[START OF DATA]

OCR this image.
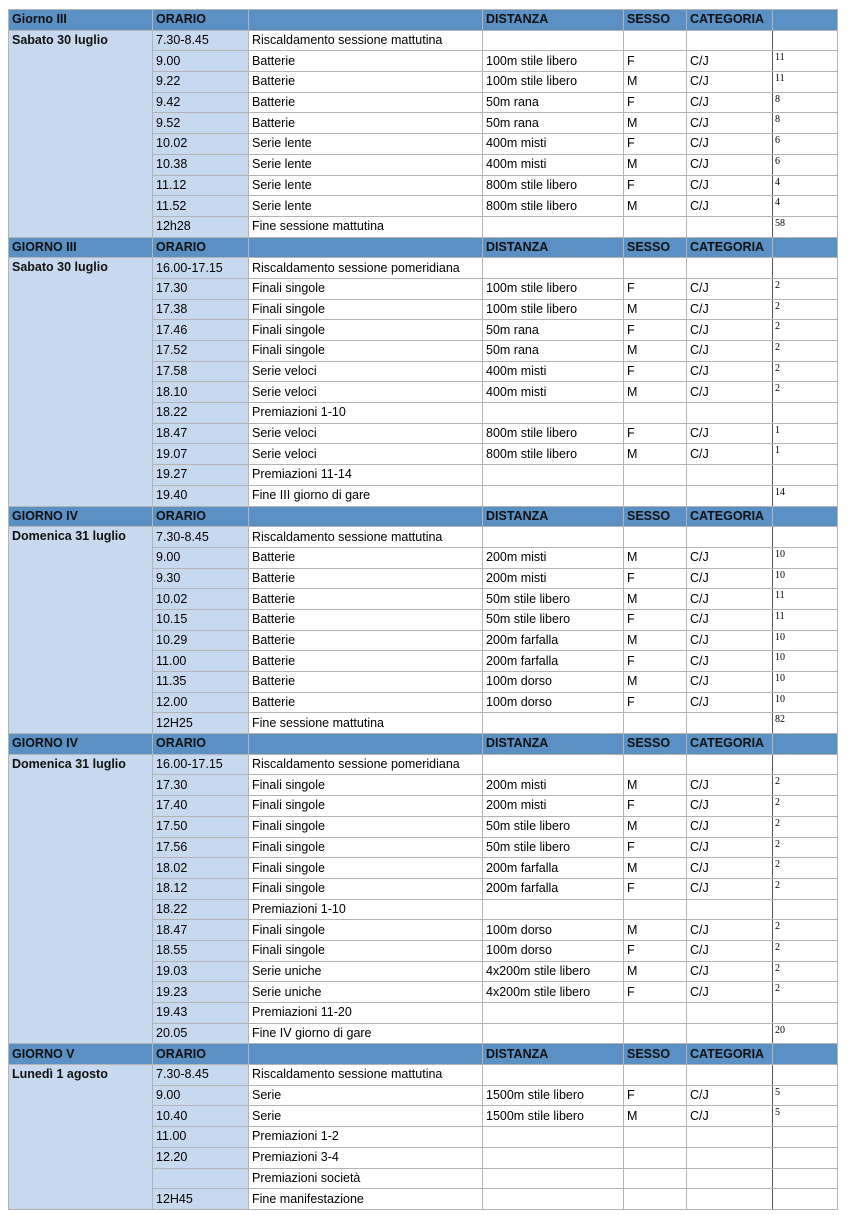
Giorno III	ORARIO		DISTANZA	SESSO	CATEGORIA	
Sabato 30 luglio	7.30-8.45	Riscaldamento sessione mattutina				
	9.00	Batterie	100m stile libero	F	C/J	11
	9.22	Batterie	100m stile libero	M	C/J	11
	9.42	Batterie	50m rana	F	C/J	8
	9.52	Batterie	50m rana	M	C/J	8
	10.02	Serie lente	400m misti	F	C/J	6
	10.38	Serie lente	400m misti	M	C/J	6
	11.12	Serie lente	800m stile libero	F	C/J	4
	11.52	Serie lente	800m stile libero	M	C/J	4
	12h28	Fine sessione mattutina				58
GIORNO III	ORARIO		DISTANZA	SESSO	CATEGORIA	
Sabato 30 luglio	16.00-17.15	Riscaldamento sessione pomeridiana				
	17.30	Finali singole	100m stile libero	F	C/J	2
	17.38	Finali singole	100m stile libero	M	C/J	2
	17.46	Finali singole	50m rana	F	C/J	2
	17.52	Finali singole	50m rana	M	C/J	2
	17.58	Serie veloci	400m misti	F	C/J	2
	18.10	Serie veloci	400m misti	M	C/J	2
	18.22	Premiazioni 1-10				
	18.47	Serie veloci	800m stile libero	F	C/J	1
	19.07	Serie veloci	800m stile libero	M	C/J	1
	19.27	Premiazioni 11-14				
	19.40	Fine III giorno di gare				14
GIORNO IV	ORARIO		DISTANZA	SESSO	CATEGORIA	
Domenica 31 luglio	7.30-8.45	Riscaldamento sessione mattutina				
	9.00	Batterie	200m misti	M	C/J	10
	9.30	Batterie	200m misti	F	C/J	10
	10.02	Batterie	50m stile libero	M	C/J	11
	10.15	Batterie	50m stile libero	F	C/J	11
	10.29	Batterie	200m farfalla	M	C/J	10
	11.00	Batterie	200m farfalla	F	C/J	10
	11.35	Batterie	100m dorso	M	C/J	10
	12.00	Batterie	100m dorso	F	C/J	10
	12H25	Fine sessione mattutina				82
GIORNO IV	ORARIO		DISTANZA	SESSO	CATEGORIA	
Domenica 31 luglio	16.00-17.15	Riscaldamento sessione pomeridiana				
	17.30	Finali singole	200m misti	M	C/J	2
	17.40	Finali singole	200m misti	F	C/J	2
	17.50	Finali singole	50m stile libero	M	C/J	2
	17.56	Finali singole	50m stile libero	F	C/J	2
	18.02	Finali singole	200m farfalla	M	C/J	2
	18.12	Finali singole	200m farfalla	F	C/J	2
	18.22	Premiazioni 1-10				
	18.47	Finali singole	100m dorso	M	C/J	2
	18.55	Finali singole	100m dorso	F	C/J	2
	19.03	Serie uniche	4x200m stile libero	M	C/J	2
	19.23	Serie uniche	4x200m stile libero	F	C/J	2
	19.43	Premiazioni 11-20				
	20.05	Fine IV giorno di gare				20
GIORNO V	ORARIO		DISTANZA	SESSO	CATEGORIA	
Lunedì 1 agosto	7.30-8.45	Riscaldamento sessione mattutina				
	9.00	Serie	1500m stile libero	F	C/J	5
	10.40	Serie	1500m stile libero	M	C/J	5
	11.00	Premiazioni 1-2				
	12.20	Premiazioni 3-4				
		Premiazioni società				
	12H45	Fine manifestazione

[END OF DATA]
[START OF DATA]

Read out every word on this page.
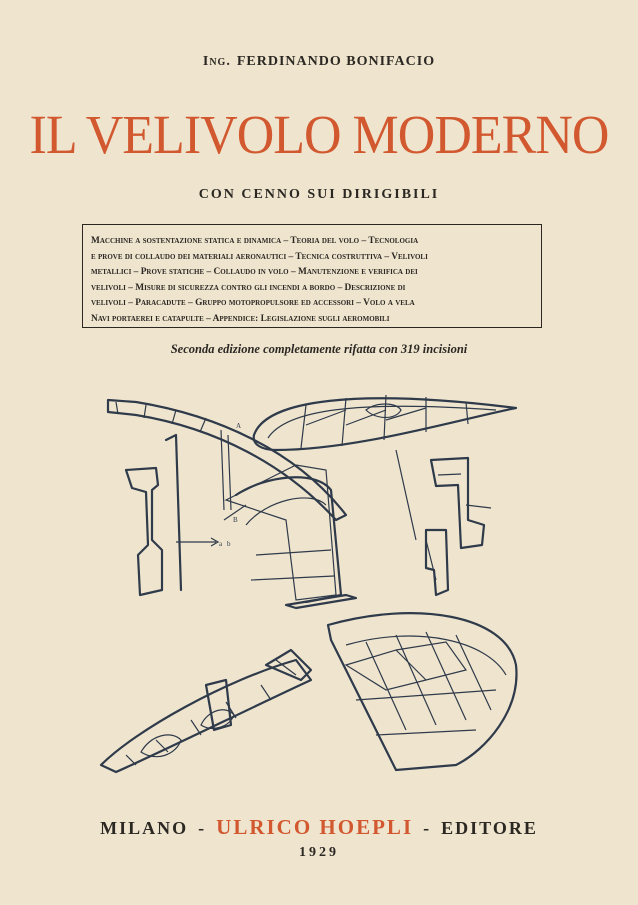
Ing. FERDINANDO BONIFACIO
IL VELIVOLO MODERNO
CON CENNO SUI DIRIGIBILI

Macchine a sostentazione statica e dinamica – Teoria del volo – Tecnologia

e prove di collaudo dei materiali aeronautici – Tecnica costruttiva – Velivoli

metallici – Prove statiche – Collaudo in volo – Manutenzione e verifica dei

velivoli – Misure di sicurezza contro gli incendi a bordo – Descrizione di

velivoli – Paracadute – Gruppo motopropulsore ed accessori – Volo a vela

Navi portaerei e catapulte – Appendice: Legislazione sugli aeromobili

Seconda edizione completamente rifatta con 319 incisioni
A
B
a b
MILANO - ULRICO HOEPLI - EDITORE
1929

[END OF DATA]

DIRECTIONS FOR THIS TASK: Copy every line of the records above that holds the word "Riscaldamento".

OUTPUT BELOW:
Sabato 30 luglio	7.30-8.45	Riscaldamento sessione mattutina				
Sabato 30 luglio	16.00-17.15	Riscaldamento sessione pomeridiana				
Domenica 31 luglio	7.30-8.45	Riscaldamento sessione mattutina				
Domenica 31 luglio	16.00-17.15	Riscaldamento sessione pomeridiana				
Lunedì 1 agosto	7.30-8.45	Riscaldamento sessione mattutina				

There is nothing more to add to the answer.